### What is required
Reproduce the listing word for word, leaving every picture behind.

### Input

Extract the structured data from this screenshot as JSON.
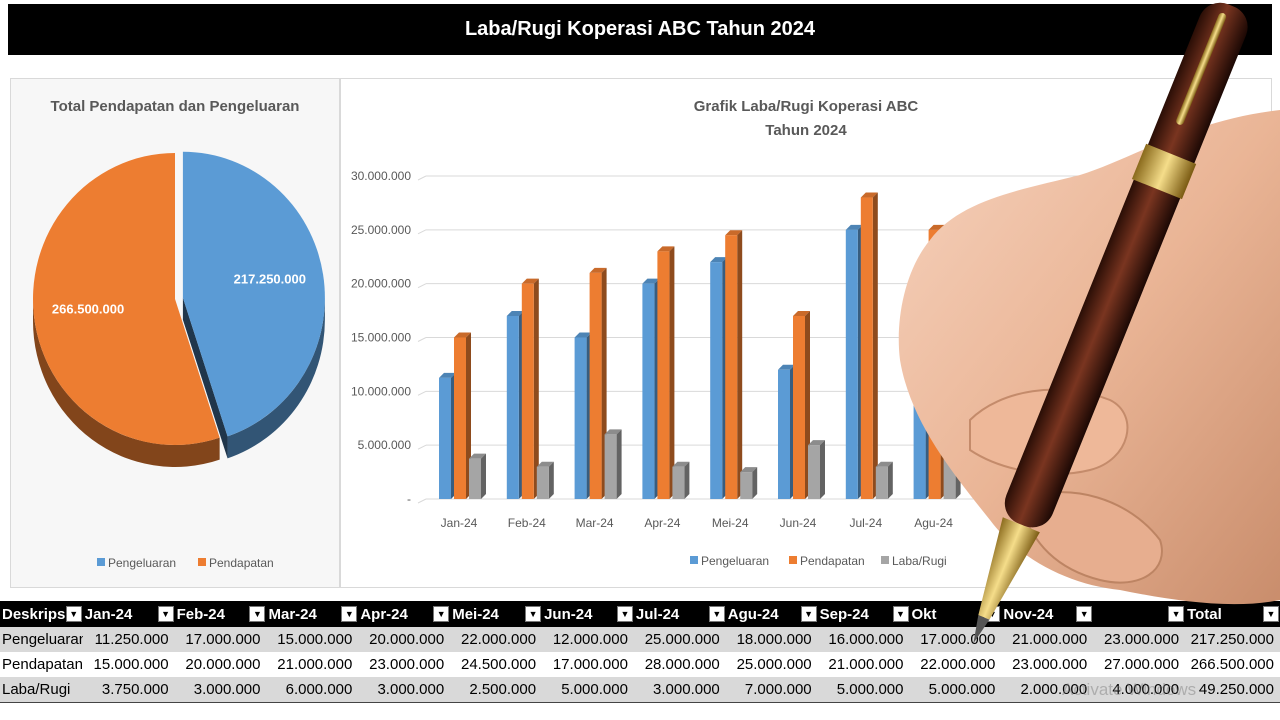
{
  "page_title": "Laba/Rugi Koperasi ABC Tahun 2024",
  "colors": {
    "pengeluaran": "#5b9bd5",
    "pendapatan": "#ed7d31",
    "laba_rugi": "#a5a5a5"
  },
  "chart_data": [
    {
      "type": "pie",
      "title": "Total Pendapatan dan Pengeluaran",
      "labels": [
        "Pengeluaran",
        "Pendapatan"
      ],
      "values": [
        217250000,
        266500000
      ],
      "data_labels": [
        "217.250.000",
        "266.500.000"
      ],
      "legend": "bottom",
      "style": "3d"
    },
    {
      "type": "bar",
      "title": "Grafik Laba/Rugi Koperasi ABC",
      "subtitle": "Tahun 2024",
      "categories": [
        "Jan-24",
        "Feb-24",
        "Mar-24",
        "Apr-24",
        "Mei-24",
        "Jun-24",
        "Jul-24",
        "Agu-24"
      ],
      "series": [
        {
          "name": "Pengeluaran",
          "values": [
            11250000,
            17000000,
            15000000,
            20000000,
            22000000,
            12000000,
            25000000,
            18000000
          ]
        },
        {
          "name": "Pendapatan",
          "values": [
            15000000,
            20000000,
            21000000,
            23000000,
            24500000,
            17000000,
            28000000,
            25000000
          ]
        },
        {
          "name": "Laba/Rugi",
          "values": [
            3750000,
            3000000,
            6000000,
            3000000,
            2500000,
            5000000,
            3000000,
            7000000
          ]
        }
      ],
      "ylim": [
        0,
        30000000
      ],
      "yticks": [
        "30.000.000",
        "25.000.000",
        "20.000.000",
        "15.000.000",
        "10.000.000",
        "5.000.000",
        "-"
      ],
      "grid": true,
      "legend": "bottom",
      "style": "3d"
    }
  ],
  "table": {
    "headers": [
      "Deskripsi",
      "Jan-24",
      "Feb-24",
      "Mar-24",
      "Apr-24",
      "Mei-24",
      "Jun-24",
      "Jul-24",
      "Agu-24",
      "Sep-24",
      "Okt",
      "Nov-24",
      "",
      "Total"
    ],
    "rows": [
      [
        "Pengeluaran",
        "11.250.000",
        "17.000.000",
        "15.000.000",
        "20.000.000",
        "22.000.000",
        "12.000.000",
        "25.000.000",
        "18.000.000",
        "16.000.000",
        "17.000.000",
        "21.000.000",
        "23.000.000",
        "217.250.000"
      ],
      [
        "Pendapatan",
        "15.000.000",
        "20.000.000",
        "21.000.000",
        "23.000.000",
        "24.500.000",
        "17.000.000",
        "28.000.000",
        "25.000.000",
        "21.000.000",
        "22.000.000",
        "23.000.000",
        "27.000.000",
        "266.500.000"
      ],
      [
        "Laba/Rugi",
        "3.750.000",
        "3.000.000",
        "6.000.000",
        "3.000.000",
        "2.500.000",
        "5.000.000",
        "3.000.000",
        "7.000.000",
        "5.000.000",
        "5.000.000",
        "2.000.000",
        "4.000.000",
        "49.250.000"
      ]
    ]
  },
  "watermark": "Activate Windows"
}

### The result
Extract the structured data from this screenshot as JSON.
{
  "page_title": "Laba/Rugi Koperasi ABC Tahun 2024",
  "colors": {
    "pengeluaran": "#5b9bd5",
    "pendapatan": "#ed7d31",
    "laba_rugi": "#a5a5a5"
  },
  "chart_data": [
    {
      "type": "pie",
      "title": "Total Pendapatan dan Pengeluaran",
      "labels": [
        "Pengeluaran",
        "Pendapatan"
      ],
      "values": [
        217250000,
        266500000
      ],
      "data_labels": [
        "217.250.000",
        "266.500.000"
      ],
      "legend": "bottom",
      "style": "3d"
    },
    {
      "type": "bar",
      "title": "Grafik Laba/Rugi Koperasi ABC",
      "subtitle": "Tahun 2024",
      "categories": [
        "Jan-24",
        "Feb-24",
        "Mar-24",
        "Apr-24",
        "Mei-24",
        "Jun-24",
        "Jul-24",
        "Agu-24"
      ],
      "series": [
        {
          "name": "Pengeluaran",
          "values": [
            11250000,
            17000000,
            15000000,
            20000000,
            22000000,
            12000000,
            25000000,
            18000000
          ]
        },
        {
          "name": "Pendapatan",
          "values": [
            15000000,
            20000000,
            21000000,
            23000000,
            24500000,
            17000000,
            28000000,
            25000000
          ]
        },
        {
          "name": "Laba/Rugi",
          "values": [
            3750000,
            3000000,
            6000000,
            3000000,
            2500000,
            5000000,
            3000000,
            7000000
          ]
        }
      ],
      "ylim": [
        0,
        30000000
      ],
      "yticks": [
        "30.000.000",
        "25.000.000",
        "20.000.000",
        "15.000.000",
        "10.000.000",
        "5.000.000",
        "-"
      ],
      "grid": true,
      "legend": "bottom",
      "style": "3d"
    }
  ],
  "table": {
    "headers": [
      "Deskripsi",
      "Jan-24",
      "Feb-24",
      "Mar-24",
      "Apr-24",
      "Mei-24",
      "Jun-24",
      "Jul-24",
      "Agu-24",
      "Sep-24",
      "Okt",
      "Nov-24",
      "",
      "Total"
    ],
    "rows": [
      [
        "Pengeluaran",
        "11.250.000",
        "17.000.000",
        "15.000.000",
        "20.000.000",
        "22.000.000",
        "12.000.000",
        "25.000.000",
        "18.000.000",
        "16.000.000",
        "17.000.000",
        "21.000.000",
        "23.000.000",
        "217.250.000"
      ],
      [
        "Pendapatan",
        "15.000.000",
        "20.000.000",
        "21.000.000",
        "23.000.000",
        "24.500.000",
        "17.000.000",
        "28.000.000",
        "25.000.000",
        "21.000.000",
        "22.000.000",
        "23.000.000",
        "27.000.000",
        "266.500.000"
      ],
      [
        "Laba/Rugi",
        "3.750.000",
        "3.000.000",
        "6.000.000",
        "3.000.000",
        "2.500.000",
        "5.000.000",
        "3.000.000",
        "7.000.000",
        "5.000.000",
        "5.000.000",
        "2.000.000",
        "4.000.000",
        "49.250.000"
      ]
    ]
  },
  "watermark": "Activate Windows"
}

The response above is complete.